What to do: Reproduce the listing exactly, with no pictures in your copy.
◇ ◇ ◇ ◇ ◇ ◇ ◇
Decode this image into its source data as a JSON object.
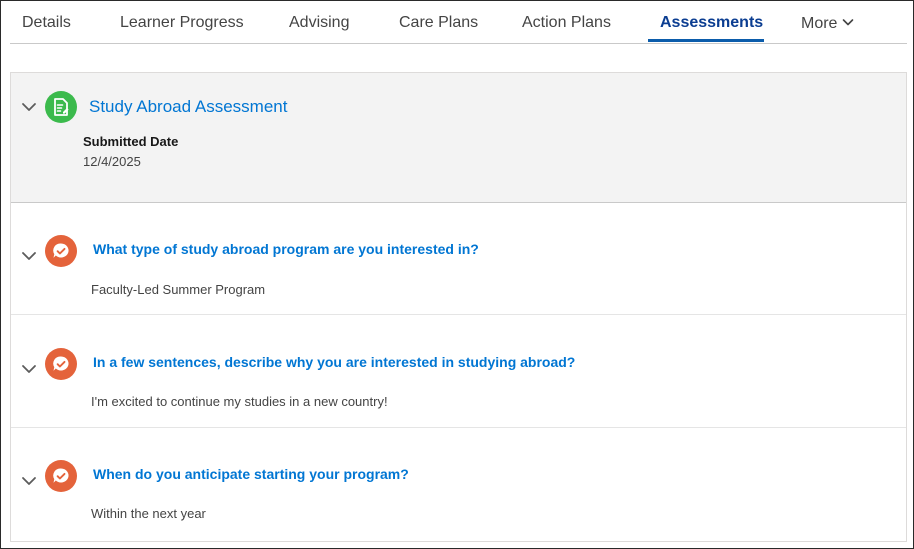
{
  "tabs": [
    {
      "label": "Details",
      "active": false
    },
    {
      "label": "Learner Progress",
      "active": false
    },
    {
      "label": "Advising",
      "active": false
    },
    {
      "label": "Care Plans",
      "active": false
    },
    {
      "label": "Action Plans",
      "active": false
    },
    {
      "label": "Assessments",
      "active": true
    },
    {
      "label": "More",
      "active": false
    }
  ],
  "assessment": {
    "title": "Study Abroad Assessment",
    "submitted_date_label": "Submitted Date",
    "submitted_date_value": "12/4/2025",
    "icon": "assessment-document-icon",
    "icon_color": "#3bba4c"
  },
  "questions": [
    {
      "question": "What type of study abroad program are you interested in?",
      "answer": "Faculty-Led Summer Program"
    },
    {
      "question": "In a few sentences, describe why you are interested in studying abroad?",
      "answer": "I'm excited to continue my studies in a new country!"
    },
    {
      "question": "When do you anticipate starting your program?",
      "answer": "Within the next year"
    }
  ],
  "colors": {
    "accent": "#0176d3",
    "active_tab": "#0b3d91",
    "question_icon": "#e4633b"
  }
}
◇ ◇ ◇ ◇ ◇ ◇ ◇
Solution for this exercise:
Decode this image into its source data as a JSON object.
{
  "tabs": [
    {
      "label": "Details",
      "active": false
    },
    {
      "label": "Learner Progress",
      "active": false
    },
    {
      "label": "Advising",
      "active": false
    },
    {
      "label": "Care Plans",
      "active": false
    },
    {
      "label": "Action Plans",
      "active": false
    },
    {
      "label": "Assessments",
      "active": true
    },
    {
      "label": "More",
      "active": false
    }
  ],
  "assessment": {
    "title": "Study Abroad Assessment",
    "submitted_date_label": "Submitted Date",
    "submitted_date_value": "12/4/2025",
    "icon": "assessment-document-icon",
    "icon_color": "#3bba4c"
  },
  "questions": [
    {
      "question": "What type of study abroad program are you interested in?",
      "answer": "Faculty-Led Summer Program"
    },
    {
      "question": "In a few sentences, describe why you are interested in studying abroad?",
      "answer": "I'm excited to continue my studies in a new country!"
    },
    {
      "question": "When do you anticipate starting your program?",
      "answer": "Within the next year"
    }
  ],
  "colors": {
    "accent": "#0176d3",
    "active_tab": "#0b3d91",
    "question_icon": "#e4633b"
  }
}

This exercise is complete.